**The exercise**. Look at the entries below and reproduce them exactly.

***

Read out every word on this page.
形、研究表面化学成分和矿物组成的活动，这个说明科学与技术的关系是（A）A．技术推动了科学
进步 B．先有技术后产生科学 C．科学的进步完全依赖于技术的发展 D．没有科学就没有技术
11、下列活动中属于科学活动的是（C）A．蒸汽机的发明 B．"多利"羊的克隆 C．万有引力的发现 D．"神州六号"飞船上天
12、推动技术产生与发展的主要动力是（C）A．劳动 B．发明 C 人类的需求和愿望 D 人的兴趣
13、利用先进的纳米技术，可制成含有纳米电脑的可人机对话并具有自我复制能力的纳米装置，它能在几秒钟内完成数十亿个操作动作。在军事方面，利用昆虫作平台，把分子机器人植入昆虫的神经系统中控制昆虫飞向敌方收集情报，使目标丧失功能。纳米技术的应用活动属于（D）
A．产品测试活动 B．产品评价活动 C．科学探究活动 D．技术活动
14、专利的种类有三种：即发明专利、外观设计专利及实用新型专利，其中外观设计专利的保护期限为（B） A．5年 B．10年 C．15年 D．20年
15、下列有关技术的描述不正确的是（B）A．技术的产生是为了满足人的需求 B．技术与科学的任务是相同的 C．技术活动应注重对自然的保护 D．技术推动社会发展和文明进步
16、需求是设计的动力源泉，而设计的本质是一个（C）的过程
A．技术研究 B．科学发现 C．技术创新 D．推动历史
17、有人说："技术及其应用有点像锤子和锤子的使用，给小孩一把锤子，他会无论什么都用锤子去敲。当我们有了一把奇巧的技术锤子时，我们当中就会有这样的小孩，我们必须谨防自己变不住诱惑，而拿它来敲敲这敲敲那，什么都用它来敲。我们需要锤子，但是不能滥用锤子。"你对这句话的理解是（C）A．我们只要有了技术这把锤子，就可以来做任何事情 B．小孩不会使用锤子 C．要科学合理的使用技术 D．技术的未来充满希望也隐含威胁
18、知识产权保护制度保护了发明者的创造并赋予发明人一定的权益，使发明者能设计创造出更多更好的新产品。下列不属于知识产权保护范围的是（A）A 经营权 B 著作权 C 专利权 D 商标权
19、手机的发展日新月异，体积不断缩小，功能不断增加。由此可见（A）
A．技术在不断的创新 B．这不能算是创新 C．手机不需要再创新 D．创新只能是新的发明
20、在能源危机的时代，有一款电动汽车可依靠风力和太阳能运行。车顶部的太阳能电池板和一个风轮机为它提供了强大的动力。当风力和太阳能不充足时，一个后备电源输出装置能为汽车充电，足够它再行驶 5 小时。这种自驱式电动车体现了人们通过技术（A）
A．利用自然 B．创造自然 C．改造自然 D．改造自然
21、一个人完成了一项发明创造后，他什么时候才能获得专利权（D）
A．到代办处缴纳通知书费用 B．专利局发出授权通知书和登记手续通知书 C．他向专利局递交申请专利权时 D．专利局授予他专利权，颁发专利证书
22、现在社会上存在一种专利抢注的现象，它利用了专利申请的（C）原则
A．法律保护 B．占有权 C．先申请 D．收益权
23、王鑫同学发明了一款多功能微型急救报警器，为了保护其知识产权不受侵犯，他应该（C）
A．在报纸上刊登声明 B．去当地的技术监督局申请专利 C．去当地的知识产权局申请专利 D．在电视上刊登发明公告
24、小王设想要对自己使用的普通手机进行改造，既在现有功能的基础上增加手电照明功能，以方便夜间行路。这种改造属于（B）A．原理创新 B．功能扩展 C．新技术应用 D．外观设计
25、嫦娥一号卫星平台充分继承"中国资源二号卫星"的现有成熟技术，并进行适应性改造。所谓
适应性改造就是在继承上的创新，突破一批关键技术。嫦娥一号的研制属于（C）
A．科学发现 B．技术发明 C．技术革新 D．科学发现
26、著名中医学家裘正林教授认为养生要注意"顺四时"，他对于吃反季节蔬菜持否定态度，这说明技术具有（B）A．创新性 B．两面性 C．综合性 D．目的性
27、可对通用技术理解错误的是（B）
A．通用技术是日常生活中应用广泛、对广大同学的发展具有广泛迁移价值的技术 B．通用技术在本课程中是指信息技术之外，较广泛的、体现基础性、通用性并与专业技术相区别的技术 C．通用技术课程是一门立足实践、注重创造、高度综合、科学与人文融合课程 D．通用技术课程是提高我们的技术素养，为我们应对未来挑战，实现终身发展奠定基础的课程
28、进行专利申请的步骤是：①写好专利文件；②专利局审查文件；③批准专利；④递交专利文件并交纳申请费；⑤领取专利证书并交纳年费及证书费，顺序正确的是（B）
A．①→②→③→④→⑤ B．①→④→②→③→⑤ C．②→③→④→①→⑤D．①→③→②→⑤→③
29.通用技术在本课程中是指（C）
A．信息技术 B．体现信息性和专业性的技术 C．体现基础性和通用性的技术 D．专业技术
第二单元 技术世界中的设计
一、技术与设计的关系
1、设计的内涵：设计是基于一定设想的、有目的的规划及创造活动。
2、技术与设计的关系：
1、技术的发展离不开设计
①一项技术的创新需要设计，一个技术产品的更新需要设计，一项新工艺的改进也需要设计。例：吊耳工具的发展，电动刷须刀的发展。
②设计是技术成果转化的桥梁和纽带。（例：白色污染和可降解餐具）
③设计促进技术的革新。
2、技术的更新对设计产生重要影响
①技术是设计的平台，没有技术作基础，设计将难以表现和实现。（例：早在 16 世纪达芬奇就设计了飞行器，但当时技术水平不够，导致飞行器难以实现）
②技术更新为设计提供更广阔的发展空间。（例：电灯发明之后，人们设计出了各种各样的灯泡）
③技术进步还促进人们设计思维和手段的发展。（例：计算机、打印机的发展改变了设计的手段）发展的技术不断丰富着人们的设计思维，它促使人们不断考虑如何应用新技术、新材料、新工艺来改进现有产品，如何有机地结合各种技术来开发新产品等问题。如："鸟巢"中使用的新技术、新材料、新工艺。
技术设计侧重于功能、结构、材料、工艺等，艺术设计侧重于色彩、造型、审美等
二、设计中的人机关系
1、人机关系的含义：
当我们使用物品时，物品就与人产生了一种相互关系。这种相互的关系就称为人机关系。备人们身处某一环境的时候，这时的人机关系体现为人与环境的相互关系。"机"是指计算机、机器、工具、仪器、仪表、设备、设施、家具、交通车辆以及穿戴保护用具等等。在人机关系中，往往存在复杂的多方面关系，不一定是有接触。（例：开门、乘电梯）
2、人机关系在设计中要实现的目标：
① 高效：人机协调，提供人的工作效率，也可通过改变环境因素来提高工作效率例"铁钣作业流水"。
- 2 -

***

**Full output**.
Read out every word on this page.
形、研究表面化学成分和矿物组成的活动，这个说明科学与技术的关系是（A）A．技术推动了科学
进步 B．先有技术后产生科学 C．科学的进步完全依赖于技术的发展 D．没有科学就没有技术
11、下列活动中属于科学活动的是（C）A．蒸汽机的发明 B．"多利"羊的克隆 C．万有引力的发现 D．"神州六号"飞船上天
12、推动技术产生与发展的主要动力是（C）A．劳动 B．发明 C 人类的需求和愿望 D 人的兴趣
13、利用先进的纳米技术，可制成含有纳米电脑的可人机对话并具有自我复制能力的纳米装置，它能在几秒钟内完成数十亿个操作动作。在军事方面，利用昆虫作平台，把分子机器人植入昆虫的神经系统中控制昆虫飞向敌方收集情报，使目标丧失功能。纳米技术的应用活动属于（D）
A．产品测试活动 B．产品评价活动 C．科学探究活动 D．技术活动
14、专利的种类有三种：即发明专利、外观设计专利及实用新型专利，其中外观设计专利的保护期限为（B） A．5年 B．10年 C．15年 D．20年
15、下列有关技术的描述不正确的是（B）A．技术的产生是为了满足人的需求 B．技术与科学的任务是相同的 C．技术活动应注重对自然的保护 D．技术推动社会发展和文明进步
16、需求是设计的动力源泉，而设计的本质是一个（C）的过程
A．技术研究 B．科学发现 C．技术创新 D．推动历史
17、有人说："技术及其应用有点像锤子和锤子的使用，给小孩一把锤子，他会无论什么都用锤子去敲。当我们有了一把奇巧的技术锤子时，我们当中就会有这样的小孩，我们必须谨防自己变不住诱惑，而拿它来敲敲这敲敲那，什么都用它来敲。我们需要锤子，但是不能滥用锤子。"你对这句话的理解是（C）A．我们只要有了技术这把锤子，就可以来做任何事情 B．小孩不会使用锤子 C．要科学合理的使用技术 D．技术的未来充满希望也隐含威胁
18、知识产权保护制度保护了发明者的创造并赋予发明人一定的权益，使发明者能设计创造出更多更好的新产品。下列不属于知识产权保护范围的是（A）A 经营权 B 著作权 C 专利权 D 商标权
19、手机的发展日新月异，体积不断缩小，功能不断增加。由此可见（A）
A．技术在不断的创新 B．这不能算是创新 C．手机不需要再创新 D．创新只能是新的发明
20、在能源危机的时代，有一款电动汽车可依靠风力和太阳能运行。车顶部的太阳能电池板和一个风轮机为它提供了强大的动力。当风力和太阳能不充足时，一个后备电源输出装置能为汽车充电，足够它再行驶 5 小时。这种自驱式电动车体现了人们通过技术（A）
A．利用自然 B．创造自然 C．改造自然 D．改造自然
21、一个人完成了一项发明创造后，他什么时候才能获得专利权（D）
A．到代办处缴纳通知书费用 B．专利局发出授权通知书和登记手续通知书 C．他向专利局递交申请专利权时 D．专利局授予他专利权，颁发专利证书
22、现在社会上存在一种专利抢注的现象，它利用了专利申请的（C）原则
A．法律保护 B．占有权 C．先申请 D．收益权
23、王鑫同学发明了一款多功能微型急救报警器，为了保护其知识产权不受侵犯，他应该（C）
A．在报纸上刊登声明 B．去当地的技术监督局申请专利 C．去当地的知识产权局申请专利 D．在电视上刊登发明公告
24、小王设想要对自己使用的普通手机进行改造，既在现有功能的基础上增加手电照明功能，以方便夜间行路。这种改造属于（B）A．原理创新 B．功能扩展 C．新技术应用 D．外观设计
25、嫦娥一号卫星平台充分继承"中国资源二号卫星"的现有成熟技术，并进行适应性改造。所谓
适应性改造就是在继承上的创新，突破一批关键技术。嫦娥一号的研制属于（C）
A．科学发现 B．技术发明 C．技术革新 D．科学发现
26、著名中医学家裘正林教授认为养生要注意"顺四时"，他对于吃反季节蔬菜持否定态度，这说明技术具有（B）A．创新性 B．两面性 C．综合性 D．目的性
27、可对通用技术理解错误的是（B）
A．通用技术是日常生活中应用广泛、对广大同学的发展具有广泛迁移价值的技术 B．通用技术在本课程中是指信息技术之外，较广泛的、体现基础性、通用性并与专业技术相区别的技术 C．通用技术课程是一门立足实践、注重创造、高度综合、科学与人文融合课程 D．通用技术课程是提高我们的技术素养，为我们应对未来挑战，实现终身发展奠定基础的课程
28、进行专利申请的步骤是：①写好专利文件；②专利局审查文件；③批准专利；④递交专利文件并交纳申请费；⑤领取专利证书并交纳年费及证书费，顺序正确的是（B）
A．①→②→③→④→⑤ B．①→④→②→③→⑤ C．②→③→④→①→⑤D．①→③→②→⑤→③
29.通用技术在本课程中是指（C）
A．信息技术 B．体现信息性和专业性的技术 C．体现基础性和通用性的技术 D．专业技术
第二单元 技术世界中的设计
一、技术与设计的关系
1、设计的内涵：设计是基于一定设想的、有目的的规划及创造活动。
2、技术与设计的关系：
1、技术的发展离不开设计
①一项技术的创新需要设计，一个技术产品的更新需要设计，一项新工艺的改进也需要设计。例：吊耳工具的发展，电动刷须刀的发展。
②设计是技术成果转化的桥梁和纽带。（例：白色污染和可降解餐具）
③设计促进技术的革新。
2、技术的更新对设计产生重要影响
①技术是设计的平台，没有技术作基础，设计将难以表现和实现。（例：早在 16 世纪达芬奇就设计了飞行器，但当时技术水平不够，导致飞行器难以实现）
②技术更新为设计提供更广阔的发展空间。（例：电灯发明之后，人们设计出了各种各样的灯泡）
③技术进步还促进人们设计思维和手段的发展。（例：计算机、打印机的发展改变了设计的手段）发展的技术不断丰富着人们的设计思维，它促使人们不断考虑如何应用新技术、新材料、新工艺来改进现有产品，如何有机地结合各种技术来开发新产品等问题。如："鸟巢"中使用的新技术、新材料、新工艺。
技术设计侧重于功能、结构、材料、工艺等，艺术设计侧重于色彩、造型、审美等
二、设计中的人机关系
1、人机关系的含义：
当我们使用物品时，物品就与人产生了一种相互关系。这种相互的关系就称为人机关系。备人们身处某一环境的时候，这时的人机关系体现为人与环境的相互关系。"机"是指计算机、机器、工具、仪器、仪表、设备、设施、家具、交通车辆以及穿戴保护用具等等。在人机关系中，往往存在复杂的多方面关系，不一定是有接触。（例：开门、乘电梯）
2、人机关系在设计中要实现的目标：
① 高效：人机协调，提供人的工作效率，也可通过改变环境因素来提高工作效率例"铁钣作业流水"。
- 2 -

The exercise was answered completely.